_YOUR INSTRUCTIONS_.
Take the material below and write it all out again exactly.
============
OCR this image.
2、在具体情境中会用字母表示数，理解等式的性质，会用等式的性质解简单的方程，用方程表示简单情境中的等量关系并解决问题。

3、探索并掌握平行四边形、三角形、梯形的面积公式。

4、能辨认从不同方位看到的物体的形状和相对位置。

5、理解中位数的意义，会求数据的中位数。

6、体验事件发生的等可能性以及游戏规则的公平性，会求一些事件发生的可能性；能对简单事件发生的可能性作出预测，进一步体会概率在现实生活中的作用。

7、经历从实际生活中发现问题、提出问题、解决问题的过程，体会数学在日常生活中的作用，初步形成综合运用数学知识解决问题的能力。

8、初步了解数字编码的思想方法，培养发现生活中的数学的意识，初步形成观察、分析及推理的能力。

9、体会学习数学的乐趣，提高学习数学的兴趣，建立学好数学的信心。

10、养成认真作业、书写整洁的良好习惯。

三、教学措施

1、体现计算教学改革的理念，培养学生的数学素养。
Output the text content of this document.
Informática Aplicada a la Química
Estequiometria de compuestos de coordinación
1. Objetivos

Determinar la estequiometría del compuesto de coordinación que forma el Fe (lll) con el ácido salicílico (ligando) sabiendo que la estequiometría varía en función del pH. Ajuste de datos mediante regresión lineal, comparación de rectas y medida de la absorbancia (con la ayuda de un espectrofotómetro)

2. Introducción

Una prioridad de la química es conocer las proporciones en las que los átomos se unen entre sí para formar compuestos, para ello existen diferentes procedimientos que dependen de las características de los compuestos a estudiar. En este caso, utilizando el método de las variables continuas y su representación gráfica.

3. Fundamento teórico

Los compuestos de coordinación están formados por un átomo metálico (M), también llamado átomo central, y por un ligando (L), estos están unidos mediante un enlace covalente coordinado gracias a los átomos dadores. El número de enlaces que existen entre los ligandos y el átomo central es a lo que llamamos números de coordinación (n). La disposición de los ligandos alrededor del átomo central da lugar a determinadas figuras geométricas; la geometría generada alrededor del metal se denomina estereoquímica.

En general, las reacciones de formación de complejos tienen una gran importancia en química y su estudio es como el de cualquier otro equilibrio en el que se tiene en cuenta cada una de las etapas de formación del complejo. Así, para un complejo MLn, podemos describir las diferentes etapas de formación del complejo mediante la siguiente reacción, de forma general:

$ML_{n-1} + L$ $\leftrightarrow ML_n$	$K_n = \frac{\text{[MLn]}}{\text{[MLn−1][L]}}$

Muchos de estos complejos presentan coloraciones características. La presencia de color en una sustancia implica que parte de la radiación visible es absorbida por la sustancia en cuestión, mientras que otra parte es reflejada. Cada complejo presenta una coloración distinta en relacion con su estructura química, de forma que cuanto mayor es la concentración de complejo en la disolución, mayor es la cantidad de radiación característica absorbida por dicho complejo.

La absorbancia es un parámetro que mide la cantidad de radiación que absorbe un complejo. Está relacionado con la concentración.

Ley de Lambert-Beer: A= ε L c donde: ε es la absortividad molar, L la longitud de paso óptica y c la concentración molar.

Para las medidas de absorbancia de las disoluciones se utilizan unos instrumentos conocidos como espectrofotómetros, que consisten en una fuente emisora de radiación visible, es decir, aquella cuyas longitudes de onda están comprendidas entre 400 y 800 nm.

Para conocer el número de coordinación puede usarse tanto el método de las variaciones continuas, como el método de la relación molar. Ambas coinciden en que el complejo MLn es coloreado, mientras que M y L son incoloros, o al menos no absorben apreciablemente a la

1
============
_SOLUTION FOR THIS PROBLEM_.
OCR this image.
2、在具体情境中会用字母表示数，理解等式的性质，会用等式的性质解简单的方程，用方程表示简单情境中的等量关系并解决问题。

3、探索并掌握平行四边形、三角形、梯形的面积公式。

4、能辨认从不同方位看到的物体的形状和相对位置。

5、理解中位数的意义，会求数据的中位数。

6、体验事件发生的等可能性以及游戏规则的公平性，会求一些事件发生的可能性；能对简单事件发生的可能性作出预测，进一步体会概率在现实生活中的作用。

7、经历从实际生活中发现问题、提出问题、解决问题的过程，体会数学在日常生活中的作用，初步形成综合运用数学知识解决问题的能力。

8、初步了解数字编码的思想方法，培养发现生活中的数学的意识，初步形成观察、分析及推理的能力。

9、体会学习数学的乐趣，提高学习数学的兴趣，建立学好数学的信心。

10、养成认真作业、书写整洁的良好习惯。

三、教学措施

1、体现计算教学改革的理念，培养学生的数学素养。
Output the text content of this document.
Informática Aplicada a la Química
Estequiometria de compuestos de coordinación
1. Objetivos

Determinar la estequiometría del compuesto de coordinación que forma el Fe (lll) con el ácido salicílico (ligando) sabiendo que la estequiometría varía en función del pH. Ajuste de datos mediante regresión lineal, comparación de rectas y medida de la absorbancia (con la ayuda de un espectrofotómetro)

2. Introducción

Una prioridad de la química es conocer las proporciones en las que los átomos se unen entre sí para formar compuestos, para ello existen diferentes procedimientos que dependen de las características de los compuestos a estudiar. En este caso, utilizando el método de las variables continuas y su representación gráfica.

3. Fundamento teórico

Los compuestos de coordinación están formados por un átomo metálico (M), también llamado átomo central, y por un ligando (L), estos están unidos mediante un enlace covalente coordinado gracias a los átomos dadores. El número de enlaces que existen entre los ligandos y el átomo central es a lo que llamamos números de coordinación (n). La disposición de los ligandos alrededor del átomo central da lugar a determinadas figuras geométricas; la geometría generada alrededor del metal se denomina estereoquímica.

En general, las reacciones de formación de complejos tienen una gran importancia en química y su estudio es como el de cualquier otro equilibrio en el que se tiene en cuenta cada una de las etapas de formación del complejo. Así, para un complejo MLn, podemos describir las diferentes etapas de formación del complejo mediante la siguiente reacción, de forma general:

$ML_{n-1} + L$ $\leftrightarrow ML_n$	$K_n = \frac{\text{[MLn]}}{\text{[MLn−1][L]}}$

Muchos de estos complejos presentan coloraciones características. La presencia de color en una sustancia implica que parte de la radiación visible es absorbida por la sustancia en cuestión, mientras que otra parte es reflejada. Cada complejo presenta una coloración distinta en relacion con su estructura química, de forma que cuanto mayor es la concentración de complejo en la disolución, mayor es la cantidad de radiación característica absorbida por dicho complejo.

La absorbancia es un parámetro que mide la cantidad de radiación que absorbe un complejo. Está relacionado con la concentración.

Ley de Lambert-Beer: A= ε L c donde: ε es la absortividad molar, L la longitud de paso óptica y c la concentración molar.

Para las medidas de absorbancia de las disoluciones se utilizan unos instrumentos conocidos como espectrofotómetros, que consisten en una fuente emisora de radiación visible, es decir, aquella cuyas longitudes de onda están comprendidas entre 400 y 800 nm.

Para conocer el número de coordinación puede usarse tanto el método de las variaciones continuas, como el método de la relación molar. Ambas coinciden en que el complejo MLn es coloreado, mientras que M y L son incoloros, o al menos no absorben apreciablemente a la

1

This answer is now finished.